* Written request: Give an exact copy of every line, leaving images out.

(Saved data entries)

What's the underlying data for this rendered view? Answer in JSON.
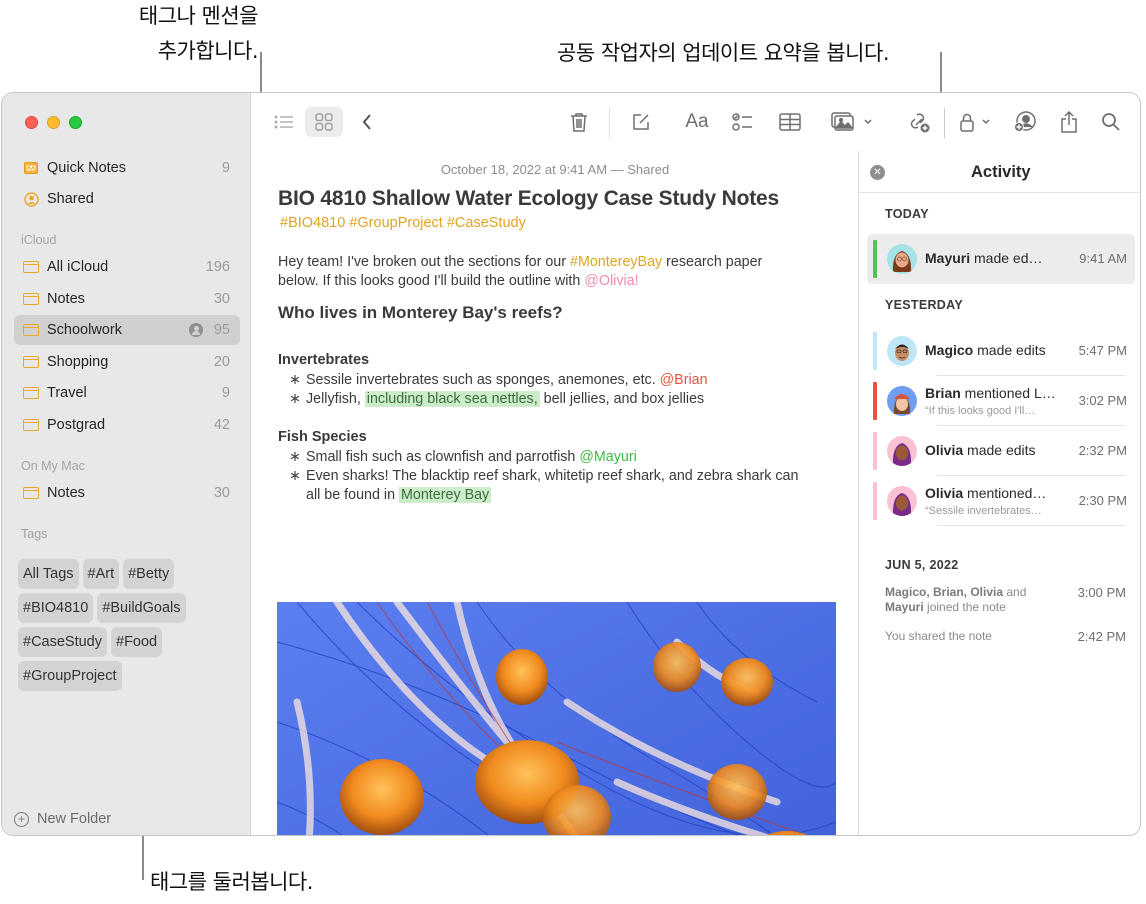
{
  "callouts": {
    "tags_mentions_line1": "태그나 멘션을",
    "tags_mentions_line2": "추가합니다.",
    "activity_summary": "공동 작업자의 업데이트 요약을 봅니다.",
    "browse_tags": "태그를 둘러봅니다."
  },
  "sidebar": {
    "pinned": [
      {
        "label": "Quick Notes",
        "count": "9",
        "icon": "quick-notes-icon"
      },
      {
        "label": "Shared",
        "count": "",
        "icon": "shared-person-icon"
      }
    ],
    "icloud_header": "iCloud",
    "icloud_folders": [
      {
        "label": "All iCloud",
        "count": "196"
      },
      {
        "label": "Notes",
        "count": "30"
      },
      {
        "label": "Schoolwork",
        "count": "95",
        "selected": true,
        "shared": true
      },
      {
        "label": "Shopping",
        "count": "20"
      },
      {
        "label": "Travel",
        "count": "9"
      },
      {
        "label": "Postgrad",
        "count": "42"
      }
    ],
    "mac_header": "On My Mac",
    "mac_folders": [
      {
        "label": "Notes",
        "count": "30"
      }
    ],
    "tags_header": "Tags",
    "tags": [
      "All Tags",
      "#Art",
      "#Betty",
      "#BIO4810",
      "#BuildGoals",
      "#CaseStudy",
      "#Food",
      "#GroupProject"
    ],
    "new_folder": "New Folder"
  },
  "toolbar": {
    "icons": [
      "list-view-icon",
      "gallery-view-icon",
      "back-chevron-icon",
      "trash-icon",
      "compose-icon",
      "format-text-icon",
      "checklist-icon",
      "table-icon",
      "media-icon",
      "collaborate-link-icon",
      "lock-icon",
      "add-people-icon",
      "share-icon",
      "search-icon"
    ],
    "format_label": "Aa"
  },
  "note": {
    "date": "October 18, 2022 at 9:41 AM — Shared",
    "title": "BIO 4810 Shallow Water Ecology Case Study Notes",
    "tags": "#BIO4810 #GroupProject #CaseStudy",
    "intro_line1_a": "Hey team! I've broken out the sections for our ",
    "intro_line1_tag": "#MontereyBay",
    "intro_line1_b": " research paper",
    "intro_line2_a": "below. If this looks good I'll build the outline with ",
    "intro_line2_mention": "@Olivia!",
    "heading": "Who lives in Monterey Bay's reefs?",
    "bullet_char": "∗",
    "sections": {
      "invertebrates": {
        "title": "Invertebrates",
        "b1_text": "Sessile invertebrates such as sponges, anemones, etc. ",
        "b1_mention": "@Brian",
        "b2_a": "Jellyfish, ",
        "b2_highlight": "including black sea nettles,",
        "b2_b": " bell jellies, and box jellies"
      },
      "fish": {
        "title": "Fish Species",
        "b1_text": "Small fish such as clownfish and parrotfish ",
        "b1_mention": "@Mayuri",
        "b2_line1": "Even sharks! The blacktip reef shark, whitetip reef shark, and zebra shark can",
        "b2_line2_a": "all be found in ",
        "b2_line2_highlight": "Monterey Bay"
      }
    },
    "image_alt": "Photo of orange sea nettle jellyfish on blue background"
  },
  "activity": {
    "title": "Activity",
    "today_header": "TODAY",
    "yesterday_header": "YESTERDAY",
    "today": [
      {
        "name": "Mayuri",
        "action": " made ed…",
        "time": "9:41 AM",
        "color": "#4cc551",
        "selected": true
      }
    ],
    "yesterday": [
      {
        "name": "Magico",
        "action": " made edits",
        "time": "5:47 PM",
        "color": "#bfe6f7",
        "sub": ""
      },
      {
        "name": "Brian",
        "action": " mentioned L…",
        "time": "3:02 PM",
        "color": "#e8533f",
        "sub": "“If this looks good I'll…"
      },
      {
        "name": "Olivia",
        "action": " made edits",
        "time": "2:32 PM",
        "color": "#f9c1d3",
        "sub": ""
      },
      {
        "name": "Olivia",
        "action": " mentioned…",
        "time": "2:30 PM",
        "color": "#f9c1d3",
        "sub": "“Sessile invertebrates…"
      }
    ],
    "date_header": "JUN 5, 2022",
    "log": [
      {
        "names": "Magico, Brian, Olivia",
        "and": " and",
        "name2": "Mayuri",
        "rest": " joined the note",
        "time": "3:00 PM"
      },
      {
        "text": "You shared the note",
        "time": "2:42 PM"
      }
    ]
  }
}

* Written solution:
What's the underlying data for this rendered view? Answer in JSON.
{
  "callouts": {
    "tags_mentions_line1": "태그나 멘션을",
    "tags_mentions_line2": "추가합니다.",
    "activity_summary": "공동 작업자의 업데이트 요약을 봅니다.",
    "browse_tags": "태그를 둘러봅니다."
  },
  "sidebar": {
    "pinned": [
      {
        "label": "Quick Notes",
        "count": "9",
        "icon": "quick-notes-icon"
      },
      {
        "label": "Shared",
        "count": "",
        "icon": "shared-person-icon"
      }
    ],
    "icloud_header": "iCloud",
    "icloud_folders": [
      {
        "label": "All iCloud",
        "count": "196"
      },
      {
        "label": "Notes",
        "count": "30"
      },
      {
        "label": "Schoolwork",
        "count": "95",
        "selected": true,
        "shared": true
      },
      {
        "label": "Shopping",
        "count": "20"
      },
      {
        "label": "Travel",
        "count": "9"
      },
      {
        "label": "Postgrad",
        "count": "42"
      }
    ],
    "mac_header": "On My Mac",
    "mac_folders": [
      {
        "label": "Notes",
        "count": "30"
      }
    ],
    "tags_header": "Tags",
    "tags": [
      "All Tags",
      "#Art",
      "#Betty",
      "#BIO4810",
      "#BuildGoals",
      "#CaseStudy",
      "#Food",
      "#GroupProject"
    ],
    "new_folder": "New Folder"
  },
  "toolbar": {
    "icons": [
      "list-view-icon",
      "gallery-view-icon",
      "back-chevron-icon",
      "trash-icon",
      "compose-icon",
      "format-text-icon",
      "checklist-icon",
      "table-icon",
      "media-icon",
      "collaborate-link-icon",
      "lock-icon",
      "add-people-icon",
      "share-icon",
      "search-icon"
    ],
    "format_label": "Aa"
  },
  "note": {
    "date": "October 18, 2022 at 9:41 AM — Shared",
    "title": "BIO 4810 Shallow Water Ecology Case Study Notes",
    "tags": "#BIO4810 #GroupProject #CaseStudy",
    "intro_line1_a": "Hey team! I've broken out the sections for our ",
    "intro_line1_tag": "#MontereyBay",
    "intro_line1_b": " research paper",
    "intro_line2_a": "below. If this looks good I'll build the outline with ",
    "intro_line2_mention": "@Olivia!",
    "heading": "Who lives in Monterey Bay's reefs?",
    "bullet_char": "∗",
    "sections": {
      "invertebrates": {
        "title": "Invertebrates",
        "b1_text": "Sessile invertebrates such as sponges, anemones, etc. ",
        "b1_mention": "@Brian",
        "b2_a": "Jellyfish, ",
        "b2_highlight": "including black sea nettles,",
        "b2_b": " bell jellies, and box jellies"
      },
      "fish": {
        "title": "Fish Species",
        "b1_text": "Small fish such as clownfish and parrotfish ",
        "b1_mention": "@Mayuri",
        "b2_line1": "Even sharks! The blacktip reef shark, whitetip reef shark, and zebra shark can",
        "b2_line2_a": "all be found in ",
        "b2_line2_highlight": "Monterey Bay"
      }
    },
    "image_alt": "Photo of orange sea nettle jellyfish on blue background"
  },
  "activity": {
    "title": "Activity",
    "today_header": "TODAY",
    "yesterday_header": "YESTERDAY",
    "today": [
      {
        "name": "Mayuri",
        "action": " made ed…",
        "time": "9:41 AM",
        "color": "#4cc551",
        "selected": true
      }
    ],
    "yesterday": [
      {
        "name": "Magico",
        "action": " made edits",
        "time": "5:47 PM",
        "color": "#bfe6f7",
        "sub": ""
      },
      {
        "name": "Brian",
        "action": " mentioned L…",
        "time": "3:02 PM",
        "color": "#e8533f",
        "sub": "“If this looks good I'll…"
      },
      {
        "name": "Olivia",
        "action": " made edits",
        "time": "2:32 PM",
        "color": "#f9c1d3",
        "sub": ""
      },
      {
        "name": "Olivia",
        "action": " mentioned…",
        "time": "2:30 PM",
        "color": "#f9c1d3",
        "sub": "“Sessile invertebrates…"
      }
    ],
    "date_header": "JUN 5, 2022",
    "log": [
      {
        "names": "Magico, Brian, Olivia",
        "and": " and",
        "name2": "Mayuri",
        "rest": " joined the note",
        "time": "3:00 PM"
      },
      {
        "text": "You shared the note",
        "time": "2:42 PM"
      }
    ]
  }
}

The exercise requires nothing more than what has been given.